[Start of Input material]

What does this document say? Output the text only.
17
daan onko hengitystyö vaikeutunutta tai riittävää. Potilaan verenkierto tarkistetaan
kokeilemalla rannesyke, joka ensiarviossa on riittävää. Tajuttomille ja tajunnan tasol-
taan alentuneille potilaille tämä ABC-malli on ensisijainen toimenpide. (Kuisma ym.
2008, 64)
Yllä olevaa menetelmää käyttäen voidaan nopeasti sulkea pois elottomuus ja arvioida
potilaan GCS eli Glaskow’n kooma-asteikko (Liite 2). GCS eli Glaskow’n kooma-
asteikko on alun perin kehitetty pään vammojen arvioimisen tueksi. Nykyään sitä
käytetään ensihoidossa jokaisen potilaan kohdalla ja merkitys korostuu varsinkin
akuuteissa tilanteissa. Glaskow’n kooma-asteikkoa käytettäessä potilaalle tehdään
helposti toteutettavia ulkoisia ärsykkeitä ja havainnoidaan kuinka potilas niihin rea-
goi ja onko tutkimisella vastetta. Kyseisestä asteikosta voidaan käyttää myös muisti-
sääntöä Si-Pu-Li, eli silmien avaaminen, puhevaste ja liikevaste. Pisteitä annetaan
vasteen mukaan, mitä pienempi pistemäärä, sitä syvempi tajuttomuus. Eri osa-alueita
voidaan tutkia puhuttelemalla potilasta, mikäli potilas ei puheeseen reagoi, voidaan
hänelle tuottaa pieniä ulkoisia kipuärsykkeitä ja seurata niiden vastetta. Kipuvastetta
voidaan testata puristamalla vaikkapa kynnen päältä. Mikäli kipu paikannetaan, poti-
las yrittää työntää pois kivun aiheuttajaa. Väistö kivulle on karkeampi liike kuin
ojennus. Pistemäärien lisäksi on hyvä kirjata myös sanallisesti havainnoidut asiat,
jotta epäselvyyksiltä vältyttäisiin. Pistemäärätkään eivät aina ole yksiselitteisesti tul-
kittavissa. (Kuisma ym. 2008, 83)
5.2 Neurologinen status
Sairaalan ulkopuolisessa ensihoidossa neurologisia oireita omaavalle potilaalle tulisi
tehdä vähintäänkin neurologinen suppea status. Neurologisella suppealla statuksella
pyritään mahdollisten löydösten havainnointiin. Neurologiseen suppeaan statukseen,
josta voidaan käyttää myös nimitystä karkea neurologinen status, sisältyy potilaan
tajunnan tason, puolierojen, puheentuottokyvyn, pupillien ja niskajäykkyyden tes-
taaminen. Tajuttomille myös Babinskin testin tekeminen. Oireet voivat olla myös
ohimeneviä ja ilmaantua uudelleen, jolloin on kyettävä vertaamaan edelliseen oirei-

[End of Input material]

§ The request: Output the entries verbatim.

§ Task result:
What does this document say? Output the text only.
17
daan onko hengitystyö vaikeutunutta tai riittävää. Potilaan verenkierto tarkistetaan
kokeilemalla rannesyke, joka ensiarviossa on riittävää. Tajuttomille ja tajunnan tasol-
taan alentuneille potilaille tämä ABC-malli on ensisijainen toimenpide. (Kuisma ym.
2008, 64)
Yllä olevaa menetelmää käyttäen voidaan nopeasti sulkea pois elottomuus ja arvioida
potilaan GCS eli Glaskow’n kooma-asteikko (Liite 2). GCS eli Glaskow’n kooma-
asteikko on alun perin kehitetty pään vammojen arvioimisen tueksi. Nykyään sitä
käytetään ensihoidossa jokaisen potilaan kohdalla ja merkitys korostuu varsinkin
akuuteissa tilanteissa. Glaskow’n kooma-asteikkoa käytettäessä potilaalle tehdään
helposti toteutettavia ulkoisia ärsykkeitä ja havainnoidaan kuinka potilas niihin rea-
goi ja onko tutkimisella vastetta. Kyseisestä asteikosta voidaan käyttää myös muisti-
sääntöä Si-Pu-Li, eli silmien avaaminen, puhevaste ja liikevaste. Pisteitä annetaan
vasteen mukaan, mitä pienempi pistemäärä, sitä syvempi tajuttomuus. Eri osa-alueita
voidaan tutkia puhuttelemalla potilasta, mikäli potilas ei puheeseen reagoi, voidaan
hänelle tuottaa pieniä ulkoisia kipuärsykkeitä ja seurata niiden vastetta. Kipuvastetta
voidaan testata puristamalla vaikkapa kynnen päältä. Mikäli kipu paikannetaan, poti-
las yrittää työntää pois kivun aiheuttajaa. Väistö kivulle on karkeampi liike kuin
ojennus. Pistemäärien lisäksi on hyvä kirjata myös sanallisesti havainnoidut asiat,
jotta epäselvyyksiltä vältyttäisiin. Pistemäärätkään eivät aina ole yksiselitteisesti tul-
kittavissa. (Kuisma ym. 2008, 83)
5.2 Neurologinen status
Sairaalan ulkopuolisessa ensihoidossa neurologisia oireita omaavalle potilaalle tulisi
tehdä vähintäänkin neurologinen suppea status. Neurologisella suppealla statuksella
pyritään mahdollisten löydösten havainnointiin. Neurologiseen suppeaan statukseen,
josta voidaan käyttää myös nimitystä karkea neurologinen status, sisältyy potilaan
tajunnan tason, puolierojen, puheentuottokyvyn, pupillien ja niskajäykkyyden tes-
taaminen. Tajuttomille myös Babinskin testin tekeminen. Oireet voivat olla myös
ohimeneviä ja ilmaantua uudelleen, jolloin on kyettävä vertaamaan edelliseen oirei-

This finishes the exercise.